Written instruction: Lines holding the string "close" are the ones to copy; find them all in the data.
########################################
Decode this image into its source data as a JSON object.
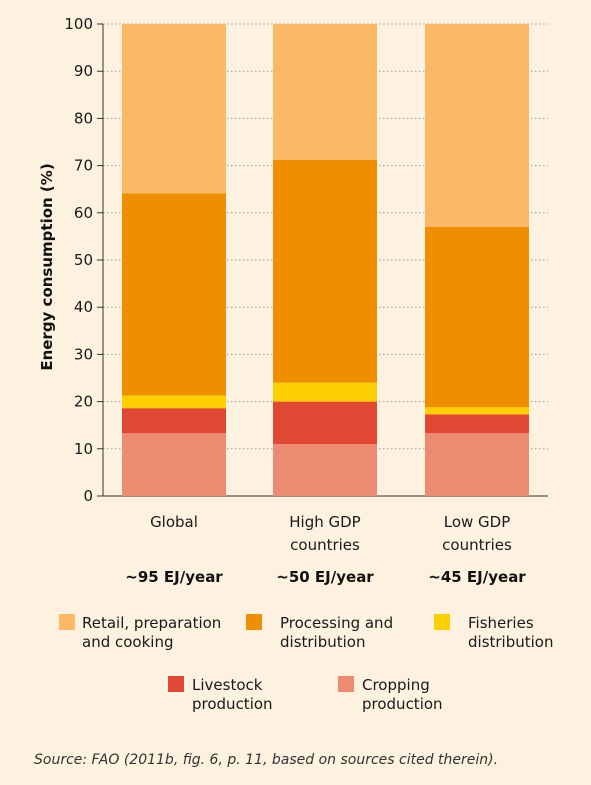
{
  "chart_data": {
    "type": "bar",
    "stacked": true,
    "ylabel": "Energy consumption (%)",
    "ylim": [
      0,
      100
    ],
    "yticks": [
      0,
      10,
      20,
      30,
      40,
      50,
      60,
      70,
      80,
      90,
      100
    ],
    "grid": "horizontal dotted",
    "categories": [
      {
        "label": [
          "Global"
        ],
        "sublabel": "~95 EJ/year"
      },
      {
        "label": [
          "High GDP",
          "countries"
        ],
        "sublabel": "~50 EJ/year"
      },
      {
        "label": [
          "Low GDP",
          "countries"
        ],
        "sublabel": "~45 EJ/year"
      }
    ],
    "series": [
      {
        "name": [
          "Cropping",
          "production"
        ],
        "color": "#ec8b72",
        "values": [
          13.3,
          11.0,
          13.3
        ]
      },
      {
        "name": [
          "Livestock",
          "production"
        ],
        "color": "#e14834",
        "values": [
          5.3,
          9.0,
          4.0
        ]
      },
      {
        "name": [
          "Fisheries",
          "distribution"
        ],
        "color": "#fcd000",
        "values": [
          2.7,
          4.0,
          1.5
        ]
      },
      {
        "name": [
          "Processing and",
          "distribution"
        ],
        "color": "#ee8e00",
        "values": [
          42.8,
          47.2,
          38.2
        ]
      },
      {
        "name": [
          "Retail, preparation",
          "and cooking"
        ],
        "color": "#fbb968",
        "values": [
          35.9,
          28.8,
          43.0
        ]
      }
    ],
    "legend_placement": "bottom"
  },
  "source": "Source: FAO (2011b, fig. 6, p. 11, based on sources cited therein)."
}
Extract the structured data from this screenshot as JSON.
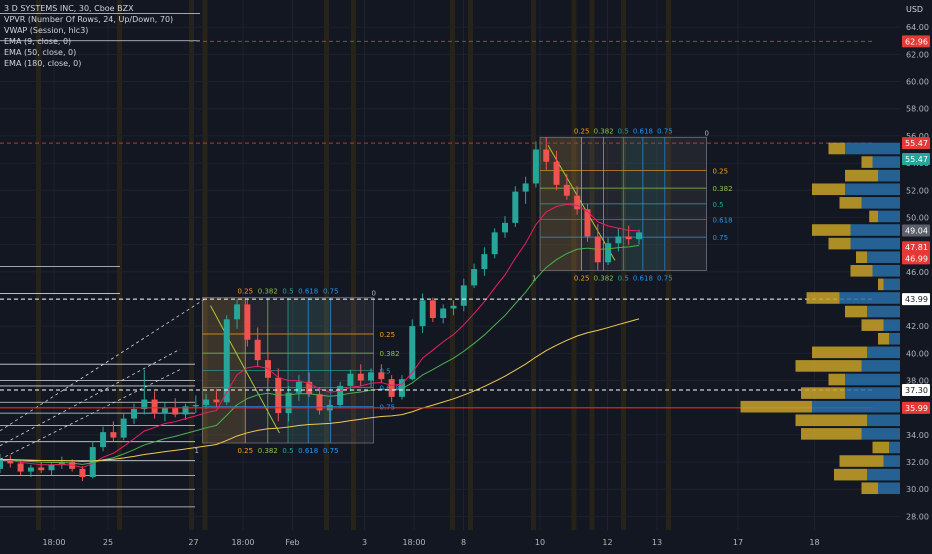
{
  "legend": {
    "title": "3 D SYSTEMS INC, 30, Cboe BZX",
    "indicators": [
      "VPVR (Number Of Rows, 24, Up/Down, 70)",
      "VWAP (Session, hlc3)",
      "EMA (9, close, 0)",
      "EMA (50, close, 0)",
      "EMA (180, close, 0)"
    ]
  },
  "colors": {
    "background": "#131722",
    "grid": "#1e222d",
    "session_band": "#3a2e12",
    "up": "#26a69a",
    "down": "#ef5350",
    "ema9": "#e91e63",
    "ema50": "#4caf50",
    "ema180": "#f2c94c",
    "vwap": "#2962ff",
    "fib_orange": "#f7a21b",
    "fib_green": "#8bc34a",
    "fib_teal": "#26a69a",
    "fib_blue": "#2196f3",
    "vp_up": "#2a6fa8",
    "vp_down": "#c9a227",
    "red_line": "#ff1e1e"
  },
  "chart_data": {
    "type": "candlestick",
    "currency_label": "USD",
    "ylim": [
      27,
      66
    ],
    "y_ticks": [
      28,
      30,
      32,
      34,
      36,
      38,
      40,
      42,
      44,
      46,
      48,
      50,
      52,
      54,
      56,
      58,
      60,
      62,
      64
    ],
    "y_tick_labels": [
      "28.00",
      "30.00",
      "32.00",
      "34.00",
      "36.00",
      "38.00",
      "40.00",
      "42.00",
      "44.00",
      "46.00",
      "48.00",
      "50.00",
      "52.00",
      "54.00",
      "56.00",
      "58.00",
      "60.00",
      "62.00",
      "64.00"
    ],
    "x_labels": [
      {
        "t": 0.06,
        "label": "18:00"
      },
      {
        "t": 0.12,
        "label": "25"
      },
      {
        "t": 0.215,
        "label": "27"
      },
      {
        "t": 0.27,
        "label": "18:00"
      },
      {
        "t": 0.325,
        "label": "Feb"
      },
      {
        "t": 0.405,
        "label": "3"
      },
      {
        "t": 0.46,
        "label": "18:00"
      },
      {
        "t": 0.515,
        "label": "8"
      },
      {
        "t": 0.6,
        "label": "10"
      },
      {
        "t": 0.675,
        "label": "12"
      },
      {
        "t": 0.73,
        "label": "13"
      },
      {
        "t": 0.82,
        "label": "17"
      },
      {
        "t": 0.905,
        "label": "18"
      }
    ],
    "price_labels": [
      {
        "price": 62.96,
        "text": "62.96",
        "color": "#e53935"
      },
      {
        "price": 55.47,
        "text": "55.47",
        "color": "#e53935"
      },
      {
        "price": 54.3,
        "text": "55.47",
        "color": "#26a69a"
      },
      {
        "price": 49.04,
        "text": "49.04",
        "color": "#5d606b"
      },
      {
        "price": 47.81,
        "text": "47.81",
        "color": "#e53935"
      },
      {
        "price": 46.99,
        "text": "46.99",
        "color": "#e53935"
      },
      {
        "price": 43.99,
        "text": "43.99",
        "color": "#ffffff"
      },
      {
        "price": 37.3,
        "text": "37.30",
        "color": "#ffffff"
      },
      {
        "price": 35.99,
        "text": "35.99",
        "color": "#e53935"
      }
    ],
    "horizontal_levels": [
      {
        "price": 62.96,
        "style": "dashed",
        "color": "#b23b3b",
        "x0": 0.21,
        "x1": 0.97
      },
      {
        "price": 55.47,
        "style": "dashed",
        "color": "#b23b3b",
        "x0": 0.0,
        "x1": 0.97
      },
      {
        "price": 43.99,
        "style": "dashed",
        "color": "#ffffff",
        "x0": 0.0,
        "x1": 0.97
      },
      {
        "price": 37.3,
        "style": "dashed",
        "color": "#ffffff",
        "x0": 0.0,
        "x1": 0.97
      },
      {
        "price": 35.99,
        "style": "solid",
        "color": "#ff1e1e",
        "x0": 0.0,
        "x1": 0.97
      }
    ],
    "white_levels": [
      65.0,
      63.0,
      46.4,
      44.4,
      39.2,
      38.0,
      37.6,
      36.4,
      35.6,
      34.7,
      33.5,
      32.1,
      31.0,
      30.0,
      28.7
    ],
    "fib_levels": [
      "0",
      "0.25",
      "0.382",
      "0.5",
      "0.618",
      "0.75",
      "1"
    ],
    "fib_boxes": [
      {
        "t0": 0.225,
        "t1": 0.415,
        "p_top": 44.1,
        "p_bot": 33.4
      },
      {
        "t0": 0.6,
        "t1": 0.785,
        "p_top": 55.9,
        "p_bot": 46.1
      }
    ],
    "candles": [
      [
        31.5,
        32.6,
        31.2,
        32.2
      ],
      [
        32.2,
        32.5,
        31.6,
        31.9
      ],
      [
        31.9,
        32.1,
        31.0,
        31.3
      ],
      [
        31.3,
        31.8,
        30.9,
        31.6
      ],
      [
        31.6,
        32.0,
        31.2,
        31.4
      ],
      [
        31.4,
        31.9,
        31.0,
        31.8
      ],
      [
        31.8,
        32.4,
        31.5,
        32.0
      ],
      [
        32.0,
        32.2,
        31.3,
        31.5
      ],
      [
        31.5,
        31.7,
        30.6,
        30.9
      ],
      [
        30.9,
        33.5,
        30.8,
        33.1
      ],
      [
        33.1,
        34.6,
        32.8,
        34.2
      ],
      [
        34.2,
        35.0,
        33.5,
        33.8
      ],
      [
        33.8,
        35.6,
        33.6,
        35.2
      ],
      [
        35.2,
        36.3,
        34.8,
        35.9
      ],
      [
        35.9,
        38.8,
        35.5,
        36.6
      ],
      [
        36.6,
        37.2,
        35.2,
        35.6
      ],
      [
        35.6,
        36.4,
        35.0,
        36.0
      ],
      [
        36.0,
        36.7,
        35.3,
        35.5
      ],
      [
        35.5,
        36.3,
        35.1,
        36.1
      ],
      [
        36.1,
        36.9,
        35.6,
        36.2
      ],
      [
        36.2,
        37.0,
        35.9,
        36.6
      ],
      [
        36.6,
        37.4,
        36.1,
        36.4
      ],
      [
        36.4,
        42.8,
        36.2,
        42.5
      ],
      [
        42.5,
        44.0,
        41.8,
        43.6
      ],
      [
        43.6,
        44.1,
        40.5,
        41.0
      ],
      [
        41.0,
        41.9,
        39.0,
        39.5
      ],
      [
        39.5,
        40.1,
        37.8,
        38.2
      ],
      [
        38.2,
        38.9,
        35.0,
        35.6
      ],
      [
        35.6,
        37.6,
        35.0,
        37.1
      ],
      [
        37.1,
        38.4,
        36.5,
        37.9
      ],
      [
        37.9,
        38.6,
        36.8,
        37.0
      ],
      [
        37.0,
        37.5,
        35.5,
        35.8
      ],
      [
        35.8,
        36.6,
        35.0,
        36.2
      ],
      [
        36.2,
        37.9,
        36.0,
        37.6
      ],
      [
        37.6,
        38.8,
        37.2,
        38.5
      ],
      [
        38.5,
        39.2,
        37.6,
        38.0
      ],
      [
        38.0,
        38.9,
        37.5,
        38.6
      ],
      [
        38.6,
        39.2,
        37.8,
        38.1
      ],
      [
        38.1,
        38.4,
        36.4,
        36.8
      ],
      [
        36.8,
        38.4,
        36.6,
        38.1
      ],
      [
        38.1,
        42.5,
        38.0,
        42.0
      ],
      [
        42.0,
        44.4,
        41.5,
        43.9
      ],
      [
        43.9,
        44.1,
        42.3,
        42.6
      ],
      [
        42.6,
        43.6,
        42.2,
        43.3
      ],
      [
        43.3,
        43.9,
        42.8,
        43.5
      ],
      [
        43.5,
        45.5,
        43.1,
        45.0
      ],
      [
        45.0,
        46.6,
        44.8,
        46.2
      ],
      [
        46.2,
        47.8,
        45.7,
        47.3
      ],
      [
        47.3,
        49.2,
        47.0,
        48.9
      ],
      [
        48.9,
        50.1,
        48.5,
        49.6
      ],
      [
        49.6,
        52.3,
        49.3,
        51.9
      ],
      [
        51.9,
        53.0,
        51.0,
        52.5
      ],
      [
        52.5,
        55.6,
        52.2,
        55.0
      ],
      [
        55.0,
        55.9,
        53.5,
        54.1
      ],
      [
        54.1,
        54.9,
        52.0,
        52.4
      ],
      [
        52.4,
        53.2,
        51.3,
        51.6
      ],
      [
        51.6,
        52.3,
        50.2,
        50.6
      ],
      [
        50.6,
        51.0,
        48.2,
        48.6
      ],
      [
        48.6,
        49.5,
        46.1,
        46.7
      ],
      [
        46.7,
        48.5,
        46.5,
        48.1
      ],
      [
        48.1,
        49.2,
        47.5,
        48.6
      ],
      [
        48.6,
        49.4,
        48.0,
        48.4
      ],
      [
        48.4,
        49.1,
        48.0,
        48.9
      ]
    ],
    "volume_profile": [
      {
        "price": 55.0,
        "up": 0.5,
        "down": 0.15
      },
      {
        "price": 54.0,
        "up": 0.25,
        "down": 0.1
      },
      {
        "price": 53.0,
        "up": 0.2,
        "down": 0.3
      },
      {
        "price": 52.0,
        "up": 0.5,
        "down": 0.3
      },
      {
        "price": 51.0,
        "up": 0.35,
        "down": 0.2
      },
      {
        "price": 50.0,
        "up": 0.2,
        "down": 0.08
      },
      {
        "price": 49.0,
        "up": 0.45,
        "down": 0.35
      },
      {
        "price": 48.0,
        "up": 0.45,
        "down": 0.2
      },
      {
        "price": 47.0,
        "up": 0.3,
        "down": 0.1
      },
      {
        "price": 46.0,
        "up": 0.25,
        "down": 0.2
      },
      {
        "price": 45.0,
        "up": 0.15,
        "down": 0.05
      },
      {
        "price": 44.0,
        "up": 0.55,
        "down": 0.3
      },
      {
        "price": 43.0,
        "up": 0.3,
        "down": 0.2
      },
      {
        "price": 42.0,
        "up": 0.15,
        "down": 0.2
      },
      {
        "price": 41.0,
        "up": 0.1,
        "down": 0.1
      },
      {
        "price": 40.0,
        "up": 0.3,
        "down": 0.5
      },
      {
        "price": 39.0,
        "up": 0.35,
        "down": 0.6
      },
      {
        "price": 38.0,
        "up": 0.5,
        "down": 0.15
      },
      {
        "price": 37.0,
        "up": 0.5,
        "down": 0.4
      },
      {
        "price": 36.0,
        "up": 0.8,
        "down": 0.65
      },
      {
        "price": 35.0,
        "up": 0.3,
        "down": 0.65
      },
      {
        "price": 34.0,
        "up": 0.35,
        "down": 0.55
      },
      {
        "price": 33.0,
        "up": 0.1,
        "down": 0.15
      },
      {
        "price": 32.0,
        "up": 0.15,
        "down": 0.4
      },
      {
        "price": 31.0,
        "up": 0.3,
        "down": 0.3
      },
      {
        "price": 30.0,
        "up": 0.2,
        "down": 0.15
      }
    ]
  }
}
########################################
Result for this task:
      "EMA (9, close, 0)",
      "EMA (50, close, 0)",
      "EMA (180, close, 0)"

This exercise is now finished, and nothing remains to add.